**EXERCISE:** Retype the records below exactly as they appear, but leave out any pictures.

Part of a data file
>> START

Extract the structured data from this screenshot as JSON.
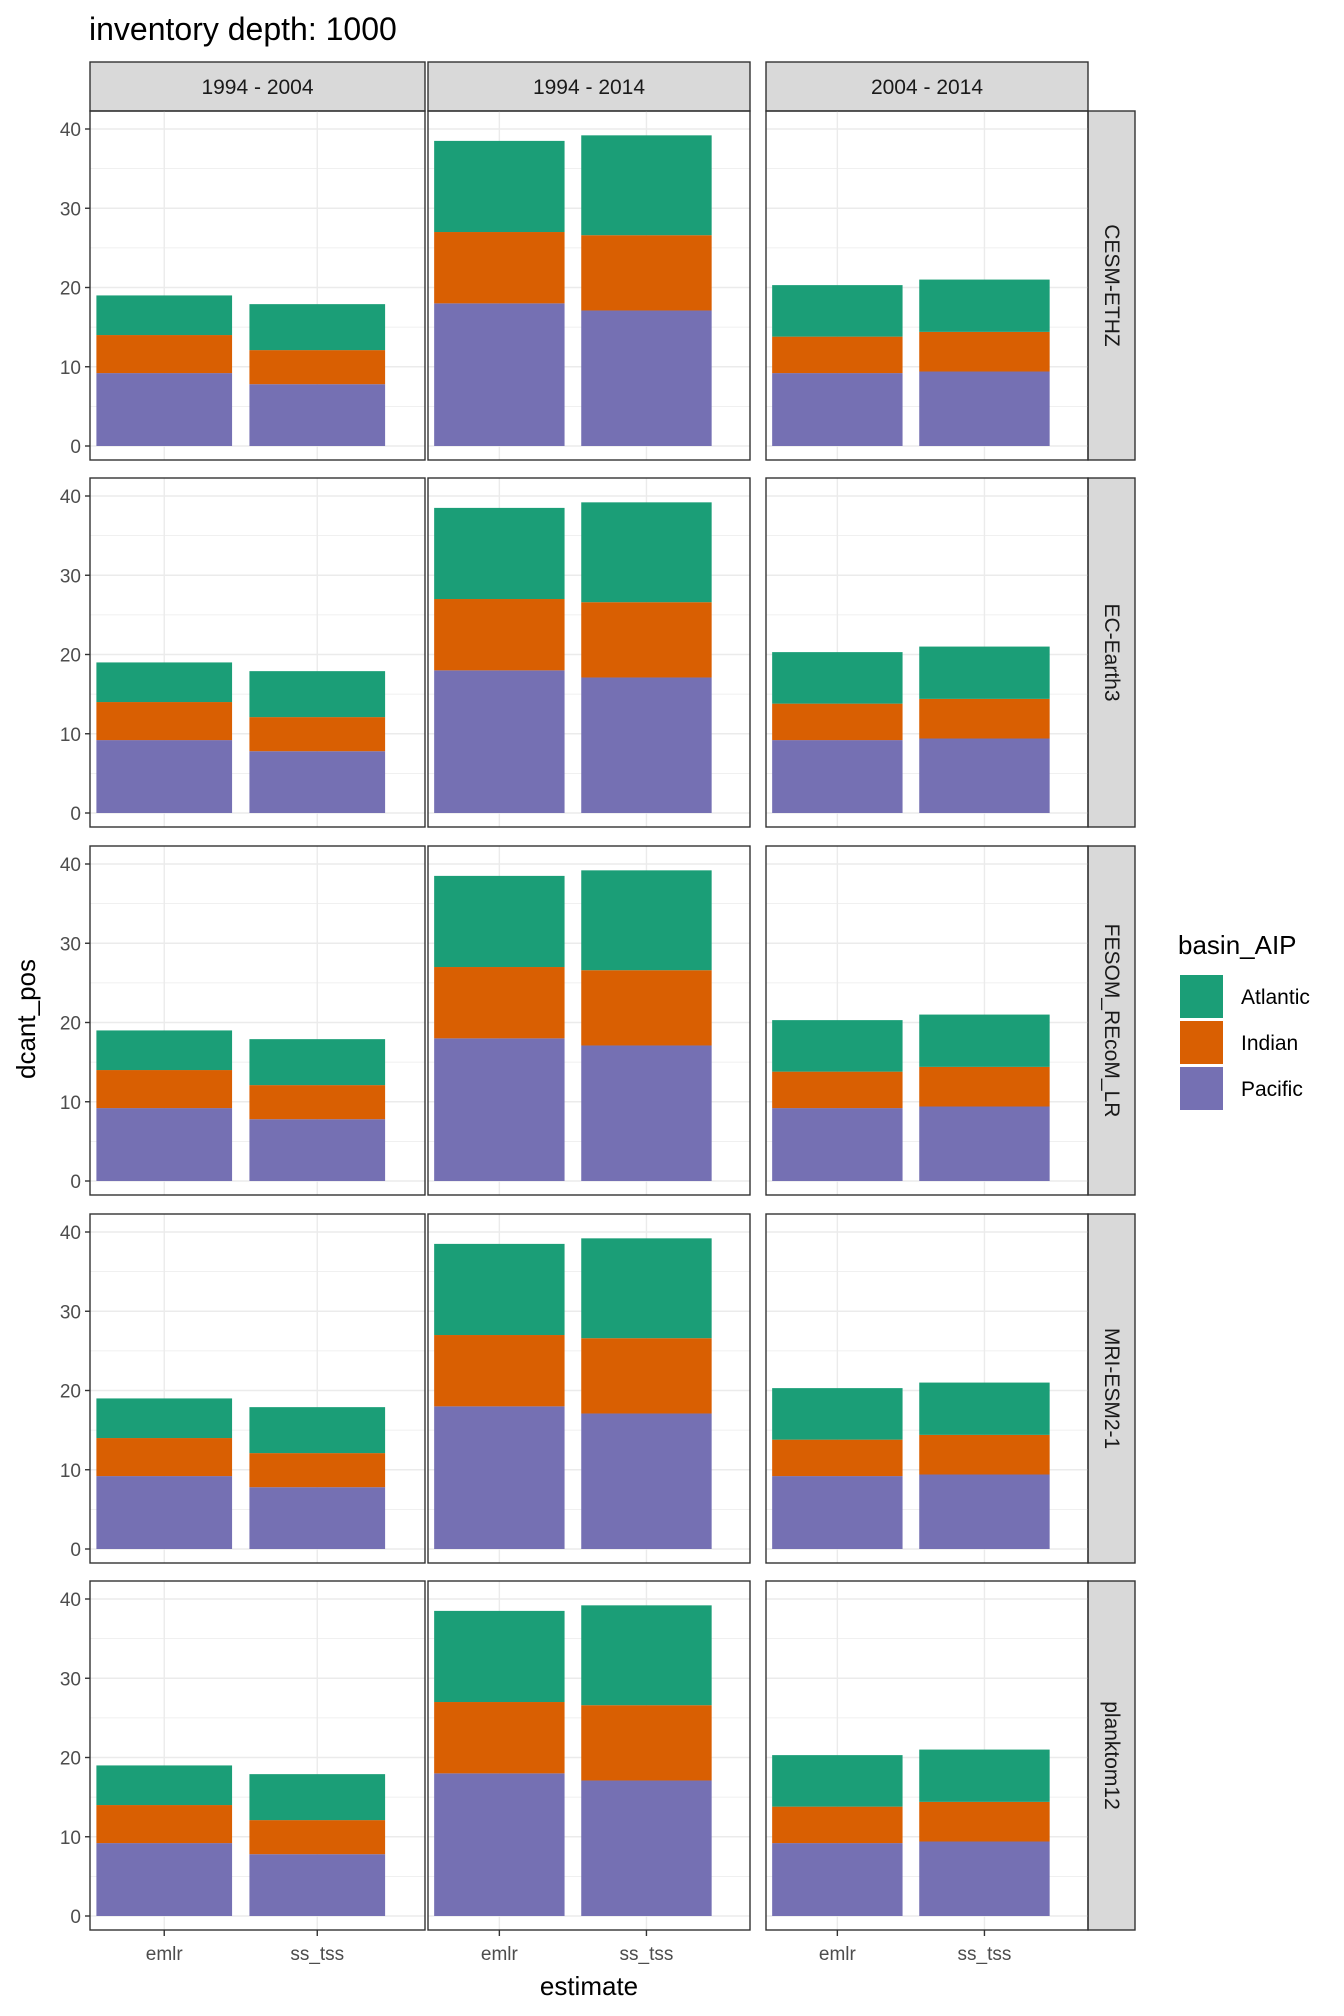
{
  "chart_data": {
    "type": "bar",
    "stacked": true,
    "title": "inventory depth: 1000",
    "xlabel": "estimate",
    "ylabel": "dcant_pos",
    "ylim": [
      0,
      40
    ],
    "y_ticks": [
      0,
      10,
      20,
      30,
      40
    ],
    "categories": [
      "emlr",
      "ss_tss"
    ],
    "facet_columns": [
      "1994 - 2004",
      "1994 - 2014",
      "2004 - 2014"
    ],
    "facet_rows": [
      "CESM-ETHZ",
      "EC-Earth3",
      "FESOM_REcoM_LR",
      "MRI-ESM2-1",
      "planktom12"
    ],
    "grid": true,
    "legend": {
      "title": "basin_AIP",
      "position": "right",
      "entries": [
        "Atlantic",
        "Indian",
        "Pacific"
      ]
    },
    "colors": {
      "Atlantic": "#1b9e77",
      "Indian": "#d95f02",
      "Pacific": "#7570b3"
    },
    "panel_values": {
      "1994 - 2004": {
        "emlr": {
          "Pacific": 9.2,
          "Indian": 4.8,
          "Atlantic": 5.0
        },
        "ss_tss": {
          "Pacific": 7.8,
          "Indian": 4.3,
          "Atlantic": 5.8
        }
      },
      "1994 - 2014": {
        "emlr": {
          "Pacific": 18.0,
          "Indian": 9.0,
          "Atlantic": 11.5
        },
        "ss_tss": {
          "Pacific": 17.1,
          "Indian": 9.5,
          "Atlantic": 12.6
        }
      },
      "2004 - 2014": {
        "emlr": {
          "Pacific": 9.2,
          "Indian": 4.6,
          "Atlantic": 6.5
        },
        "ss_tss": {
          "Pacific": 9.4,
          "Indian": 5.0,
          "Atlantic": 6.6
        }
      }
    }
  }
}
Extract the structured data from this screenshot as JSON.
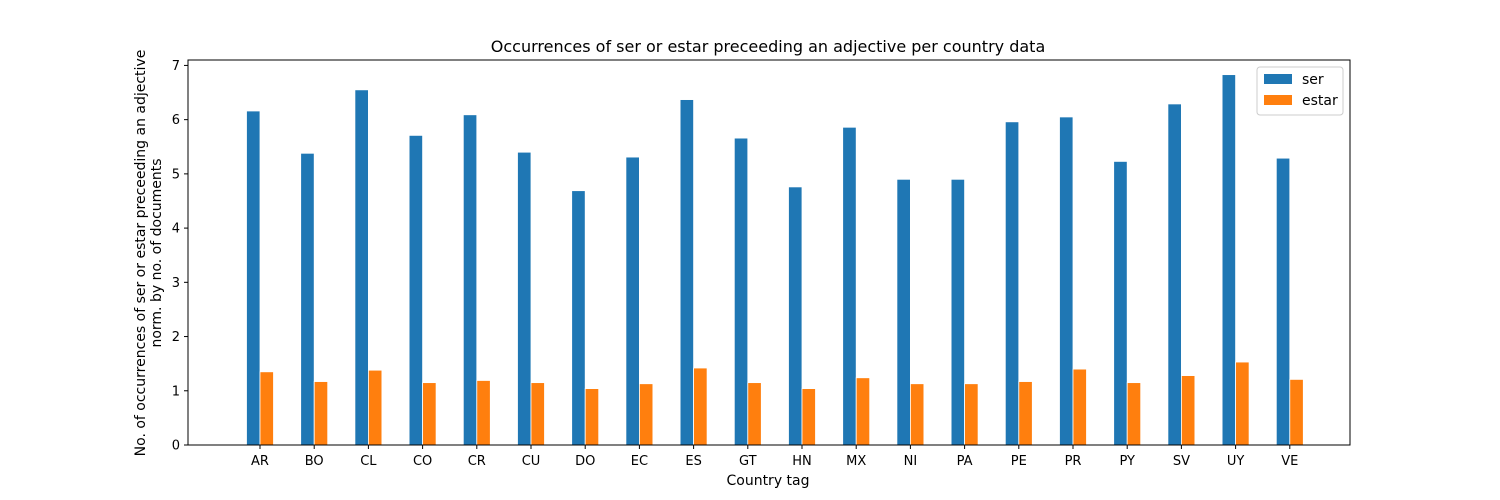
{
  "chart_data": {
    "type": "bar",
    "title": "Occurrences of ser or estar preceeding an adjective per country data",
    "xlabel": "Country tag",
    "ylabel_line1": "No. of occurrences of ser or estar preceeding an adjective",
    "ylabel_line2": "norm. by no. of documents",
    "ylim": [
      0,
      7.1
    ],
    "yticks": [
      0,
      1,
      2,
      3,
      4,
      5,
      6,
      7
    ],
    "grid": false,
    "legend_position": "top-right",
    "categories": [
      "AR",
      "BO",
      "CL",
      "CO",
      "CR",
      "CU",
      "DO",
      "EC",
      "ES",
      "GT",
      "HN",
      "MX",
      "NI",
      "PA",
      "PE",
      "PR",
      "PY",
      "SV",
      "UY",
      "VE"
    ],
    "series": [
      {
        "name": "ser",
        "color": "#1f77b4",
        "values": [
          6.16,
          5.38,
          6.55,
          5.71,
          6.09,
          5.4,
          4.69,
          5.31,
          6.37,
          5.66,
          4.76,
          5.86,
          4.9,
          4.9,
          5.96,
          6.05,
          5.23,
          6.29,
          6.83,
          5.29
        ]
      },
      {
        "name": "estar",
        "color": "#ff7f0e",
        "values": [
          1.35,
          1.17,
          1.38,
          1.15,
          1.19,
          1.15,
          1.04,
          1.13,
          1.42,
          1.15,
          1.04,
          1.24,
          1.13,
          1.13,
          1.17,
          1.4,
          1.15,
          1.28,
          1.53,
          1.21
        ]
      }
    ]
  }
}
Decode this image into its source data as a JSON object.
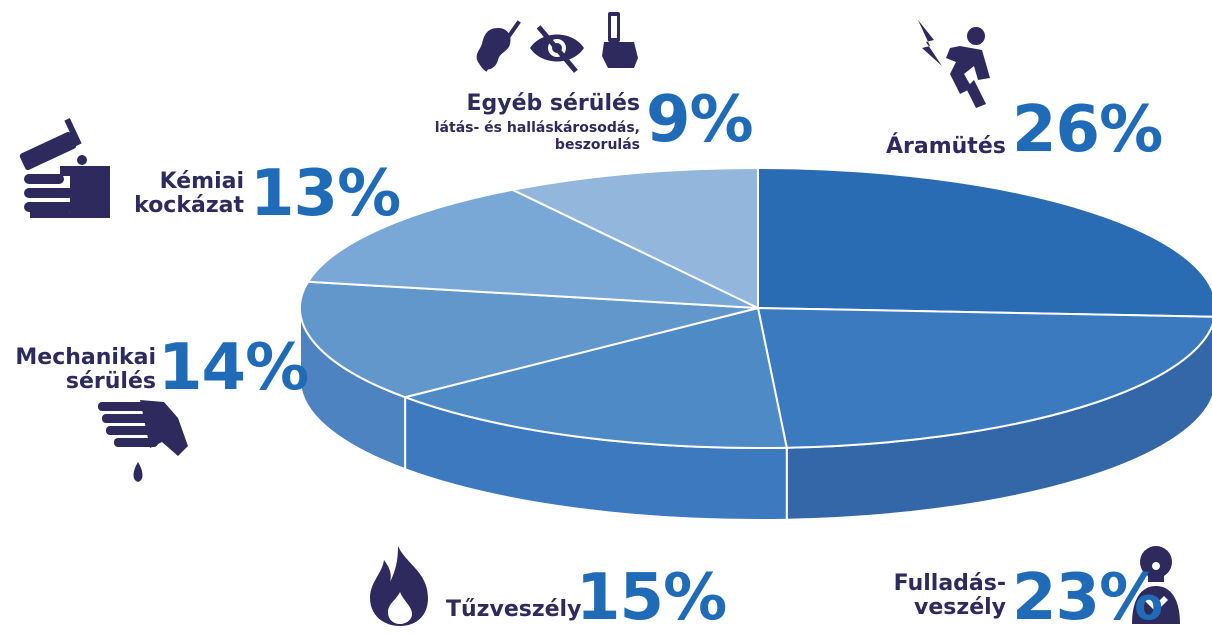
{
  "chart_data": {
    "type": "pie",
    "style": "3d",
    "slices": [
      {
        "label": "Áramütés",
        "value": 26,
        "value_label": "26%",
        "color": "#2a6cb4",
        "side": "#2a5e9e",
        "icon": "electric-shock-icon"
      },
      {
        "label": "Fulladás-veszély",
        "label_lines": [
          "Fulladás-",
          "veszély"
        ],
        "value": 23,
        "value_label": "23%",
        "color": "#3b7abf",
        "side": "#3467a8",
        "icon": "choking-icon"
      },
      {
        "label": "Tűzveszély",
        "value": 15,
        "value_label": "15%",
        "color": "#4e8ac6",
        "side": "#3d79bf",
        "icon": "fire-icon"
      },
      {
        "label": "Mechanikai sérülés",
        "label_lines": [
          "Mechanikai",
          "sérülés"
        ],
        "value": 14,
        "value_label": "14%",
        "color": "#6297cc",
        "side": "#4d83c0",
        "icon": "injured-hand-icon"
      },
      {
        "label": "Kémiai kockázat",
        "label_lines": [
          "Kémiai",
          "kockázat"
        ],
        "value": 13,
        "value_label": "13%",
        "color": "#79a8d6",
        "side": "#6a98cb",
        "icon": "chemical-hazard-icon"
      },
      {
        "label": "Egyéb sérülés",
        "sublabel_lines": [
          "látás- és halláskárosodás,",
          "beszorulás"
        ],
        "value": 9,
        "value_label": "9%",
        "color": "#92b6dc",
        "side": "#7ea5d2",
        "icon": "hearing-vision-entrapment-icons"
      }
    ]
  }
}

>> END

**RESULT FOR THIS TASK:**
Extract the structured data from this screenshot as JSON.
{
  "chart_data": {
    "type": "bar",
    "stacked": true,
    "title": "inventory depth: 1000",
    "xlabel": "estimate",
    "ylabel": "dcant_pos",
    "ylim": [
      0,
      40
    ],
    "y_ticks": [
      0,
      10,
      20,
      30,
      40
    ],
    "categories": [
      "emlr",
      "ss_tss"
    ],
    "facet_columns": [
      "1994 - 2004",
      "1994 - 2014",
      "2004 - 2014"
    ],
    "facet_rows": [
      "CESM-ETHZ",
      "EC-Earth3",
      "FESOM_REcoM_LR",
      "MRI-ESM2-1",
      "planktom12"
    ],
    "grid": true,
    "legend": {
      "title": "basin_AIP",
      "position": "right",
      "entries": [
        "Atlantic",
        "Indian",
        "Pacific"
      ]
    },
    "colors": {
      "Atlantic": "#1b9e77",
      "Indian": "#d95f02",
      "Pacific": "#7570b3"
    },
    "panel_values": {
      "1994 - 2004": {
        "emlr": {
          "Pacific": 9.2,
          "Indian": 4.8,
          "Atlantic": 5.0
        },
        "ss_tss": {
          "Pacific": 7.8,
          "Indian": 4.3,
          "Atlantic": 5.8
        }
      },
      "1994 - 2014": {
        "emlr": {
          "Pacific": 18.0,
          "Indian": 9.0,
          "Atlantic": 11.5
        },
        "ss_tss": {
          "Pacific": 17.1,
          "Indian": 9.5,
          "Atlantic": 12.6
        }
      },
      "2004 - 2014": {
        "emlr": {
          "Pacific": 9.2,
          "Indian": 4.6,
          "Atlantic": 6.5
        },
        "ss_tss": {
          "Pacific": 9.4,
          "Indian": 5.0,
          "Atlantic": 6.6
        }
      }
    }
  }
}
Extract the structured data from this screenshot as JSON.
{
  "chart_data": {
    "type": "bar",
    "title": "Occurrences of ser or estar preceeding an adjective per country data",
    "xlabel": "Country tag",
    "ylabel_line1": "No. of occurrences of ser or estar preceeding an adjective",
    "ylabel_line2": "norm. by no. of documents",
    "ylim": [
      0,
      7.1
    ],
    "yticks": [
      0,
      1,
      2,
      3,
      4,
      5,
      6,
      7
    ],
    "grid": false,
    "legend_position": "top-right",
    "categories": [
      "AR",
      "BO",
      "CL",
      "CO",
      "CR",
      "CU",
      "DO",
      "EC",
      "ES",
      "GT",
      "HN",
      "MX",
      "NI",
      "PA",
      "PE",
      "PR",
      "PY",
      "SV",
      "UY",
      "VE"
    ],
    "series": [
      {
        "name": "ser",
        "color": "#1f77b4",
        "values": [
          6.16,
          5.38,
          6.55,
          5.71,
          6.09,
          5.4,
          4.69,
          5.31,
          6.37,
          5.66,
          4.76,
          5.86,
          4.9,
          4.9,
          5.96,
          6.05,
          5.23,
          6.29,
          6.83,
          5.29
        ]
      },
      {
        "name": "estar",
        "color": "#ff7f0e",
        "values": [
          1.35,
          1.17,
          1.38,
          1.15,
          1.19,
          1.15,
          1.04,
          1.13,
          1.42,
          1.15,
          1.04,
          1.24,
          1.13,
          1.13,
          1.17,
          1.4,
          1.15,
          1.28,
          1.53,
          1.21
        ]
      }
    ]
  }
}
Decode this image into its source data as a JSON object.
{
  "chart_data": {
    "type": "pie",
    "style": "3d",
    "slices": [
      {
        "label": "Áramütés",
        "value": 26,
        "value_label": "26%",
        "color": "#2a6cb4",
        "side": "#2a5e9e",
        "icon": "electric-shock-icon"
      },
      {
        "label": "Fulladás-veszély",
        "label_lines": [
          "Fulladás-",
          "veszély"
        ],
        "value": 23,
        "value_label": "23%",
        "color": "#3b7abf",
        "side": "#3467a8",
        "icon": "choking-icon"
      },
      {
        "label": "Tűzveszély",
        "value": 15,
        "value_label": "15%",
        "color": "#4e8ac6",
        "side": "#3d79bf",
        "icon": "fire-icon"
      },
      {
        "label": "Mechanikai sérülés",
        "label_lines": [
          "Mechanikai",
          "sérülés"
        ],
        "value": 14,
        "value_label": "14%",
        "color": "#6297cc",
        "side": "#4d83c0",
        "icon": "injured-hand-icon"
      },
      {
        "label": "Kémiai kockázat",
        "label_lines": [
          "Kémiai",
          "kockázat"
        ],
        "value": 13,
        "value_label": "13%",
        "color": "#79a8d6",
        "side": "#6a98cb",
        "icon": "chemical-hazard-icon"
      },
      {
        "label": "Egyéb sérülés",
        "sublabel_lines": [
          "látás- és halláskárosodás,",
          "beszorulás"
        ],
        "value": 9,
        "value_label": "9%",
        "color": "#92b6dc",
        "side": "#7ea5d2",
        "icon": "hearing-vision-entrapment-icons"
      }
    ]
  }
}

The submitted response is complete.